- [Text passage]:
• • • •

7 MS Treatment Options that Offer Hope
Updated: Feb 25
When it comes MS, there are many treatment options. This is good, but it can be overwhelming, especially for a new patient. Treatments range from a variety of medications to infusions to various kinds of mental and physical health therapies. The hope is to slow the progression of the disease and increase function in patients.
Every patient is different and you may have to try a variety of drugs or treatments before finding one that works for you. Be sure to speak with your doctor about all the options. There is a lot of hope for the future for patients with MS.
Healthline.com reports on some of the latest treatments and medicines available here:
Gilenya (fingolimod) Reports show that it may reduce relapses by half and slow the progression of the disease.

• • • •

- [Data shown]:
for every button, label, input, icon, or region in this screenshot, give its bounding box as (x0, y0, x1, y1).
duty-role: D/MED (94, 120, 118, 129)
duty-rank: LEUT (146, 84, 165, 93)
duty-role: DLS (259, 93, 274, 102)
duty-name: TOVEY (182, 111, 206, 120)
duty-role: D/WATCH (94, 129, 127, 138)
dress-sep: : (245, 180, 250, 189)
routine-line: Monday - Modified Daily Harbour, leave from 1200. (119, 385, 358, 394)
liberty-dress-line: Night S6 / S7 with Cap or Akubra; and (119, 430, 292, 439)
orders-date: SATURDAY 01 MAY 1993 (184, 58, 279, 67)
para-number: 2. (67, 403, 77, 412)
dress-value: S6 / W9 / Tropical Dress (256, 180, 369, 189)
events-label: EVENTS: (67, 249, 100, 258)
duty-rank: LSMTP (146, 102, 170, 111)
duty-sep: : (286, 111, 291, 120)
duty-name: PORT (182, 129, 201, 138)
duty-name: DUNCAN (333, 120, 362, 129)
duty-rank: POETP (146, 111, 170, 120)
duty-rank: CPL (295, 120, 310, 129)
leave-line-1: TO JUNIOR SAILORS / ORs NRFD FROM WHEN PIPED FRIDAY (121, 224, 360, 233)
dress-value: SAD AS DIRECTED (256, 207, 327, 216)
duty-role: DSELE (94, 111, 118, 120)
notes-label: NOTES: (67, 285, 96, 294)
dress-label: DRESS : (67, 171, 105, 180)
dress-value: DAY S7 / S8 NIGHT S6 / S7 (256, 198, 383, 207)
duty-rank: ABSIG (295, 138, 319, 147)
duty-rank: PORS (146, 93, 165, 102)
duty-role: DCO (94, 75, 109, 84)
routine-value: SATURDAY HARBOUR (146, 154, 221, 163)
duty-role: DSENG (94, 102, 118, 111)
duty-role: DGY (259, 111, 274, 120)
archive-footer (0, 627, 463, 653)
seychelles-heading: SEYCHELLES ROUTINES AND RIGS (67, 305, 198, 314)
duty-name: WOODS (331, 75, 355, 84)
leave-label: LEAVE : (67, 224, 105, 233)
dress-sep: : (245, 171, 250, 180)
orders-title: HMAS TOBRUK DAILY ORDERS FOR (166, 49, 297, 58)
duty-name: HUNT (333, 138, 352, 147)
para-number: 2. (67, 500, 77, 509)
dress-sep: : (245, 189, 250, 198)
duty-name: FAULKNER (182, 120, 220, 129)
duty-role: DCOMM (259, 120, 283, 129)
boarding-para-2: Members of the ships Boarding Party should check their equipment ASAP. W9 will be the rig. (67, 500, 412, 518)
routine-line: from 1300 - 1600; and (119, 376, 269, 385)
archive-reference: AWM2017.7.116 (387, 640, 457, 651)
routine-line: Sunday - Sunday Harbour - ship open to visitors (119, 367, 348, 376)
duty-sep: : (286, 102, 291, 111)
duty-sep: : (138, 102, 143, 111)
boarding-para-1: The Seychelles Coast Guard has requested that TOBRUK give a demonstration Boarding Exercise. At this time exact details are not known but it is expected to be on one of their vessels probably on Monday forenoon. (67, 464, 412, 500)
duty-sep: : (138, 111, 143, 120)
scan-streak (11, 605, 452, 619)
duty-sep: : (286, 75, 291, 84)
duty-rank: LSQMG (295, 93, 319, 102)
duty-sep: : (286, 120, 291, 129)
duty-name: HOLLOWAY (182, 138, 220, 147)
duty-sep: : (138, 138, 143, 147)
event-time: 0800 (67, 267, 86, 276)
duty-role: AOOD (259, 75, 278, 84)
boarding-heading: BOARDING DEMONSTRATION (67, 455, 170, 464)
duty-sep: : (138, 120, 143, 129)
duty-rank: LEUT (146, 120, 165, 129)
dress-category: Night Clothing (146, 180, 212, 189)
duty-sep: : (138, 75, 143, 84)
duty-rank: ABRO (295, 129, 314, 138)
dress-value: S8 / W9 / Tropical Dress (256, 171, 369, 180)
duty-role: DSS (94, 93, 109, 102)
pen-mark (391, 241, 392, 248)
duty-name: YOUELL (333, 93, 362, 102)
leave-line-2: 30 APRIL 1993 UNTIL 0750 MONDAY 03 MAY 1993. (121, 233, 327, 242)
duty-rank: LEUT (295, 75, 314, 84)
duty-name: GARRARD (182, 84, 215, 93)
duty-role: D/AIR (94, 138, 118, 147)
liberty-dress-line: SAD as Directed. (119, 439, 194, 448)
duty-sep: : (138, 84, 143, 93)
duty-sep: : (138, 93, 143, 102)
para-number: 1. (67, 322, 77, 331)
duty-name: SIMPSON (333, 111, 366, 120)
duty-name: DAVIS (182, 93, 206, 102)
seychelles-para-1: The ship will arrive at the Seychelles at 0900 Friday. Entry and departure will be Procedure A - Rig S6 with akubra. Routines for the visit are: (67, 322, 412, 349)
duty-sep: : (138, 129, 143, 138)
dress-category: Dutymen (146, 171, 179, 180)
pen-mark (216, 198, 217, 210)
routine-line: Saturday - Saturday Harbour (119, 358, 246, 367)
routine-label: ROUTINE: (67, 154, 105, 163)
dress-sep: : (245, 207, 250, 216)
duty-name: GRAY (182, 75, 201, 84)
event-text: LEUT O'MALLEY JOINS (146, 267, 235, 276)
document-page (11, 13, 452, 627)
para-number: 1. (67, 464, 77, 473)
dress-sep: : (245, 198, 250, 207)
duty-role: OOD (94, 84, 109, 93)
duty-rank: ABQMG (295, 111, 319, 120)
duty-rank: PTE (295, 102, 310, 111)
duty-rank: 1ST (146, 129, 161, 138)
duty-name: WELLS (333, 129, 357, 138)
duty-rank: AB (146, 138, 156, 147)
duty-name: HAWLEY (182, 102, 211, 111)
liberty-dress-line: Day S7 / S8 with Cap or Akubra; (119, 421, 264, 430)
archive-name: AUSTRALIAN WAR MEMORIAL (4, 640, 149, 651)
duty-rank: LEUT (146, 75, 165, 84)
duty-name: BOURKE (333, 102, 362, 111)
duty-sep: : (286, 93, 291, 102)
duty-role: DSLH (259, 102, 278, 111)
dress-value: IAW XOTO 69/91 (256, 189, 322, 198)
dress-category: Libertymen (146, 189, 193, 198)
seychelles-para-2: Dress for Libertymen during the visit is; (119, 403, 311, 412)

• • • •

- [Check your understanding]:
[1] Transcribe the part of the MS treatment text between "Healthline.com reports on" and "of the disease.", inclusive.
[2] The MS treatment text says the treatments range across three kinds. List them.

- [Results]:
[1]
Healthline.com reports on some of the latest treatments and medicines available here:
Gilenya (fingolimod) Reports show that it may reduce relapses by half and slow the progression of the disease.

[2]
- A variety of medications
- Infusions
- Various kinds of mental and physical health therapies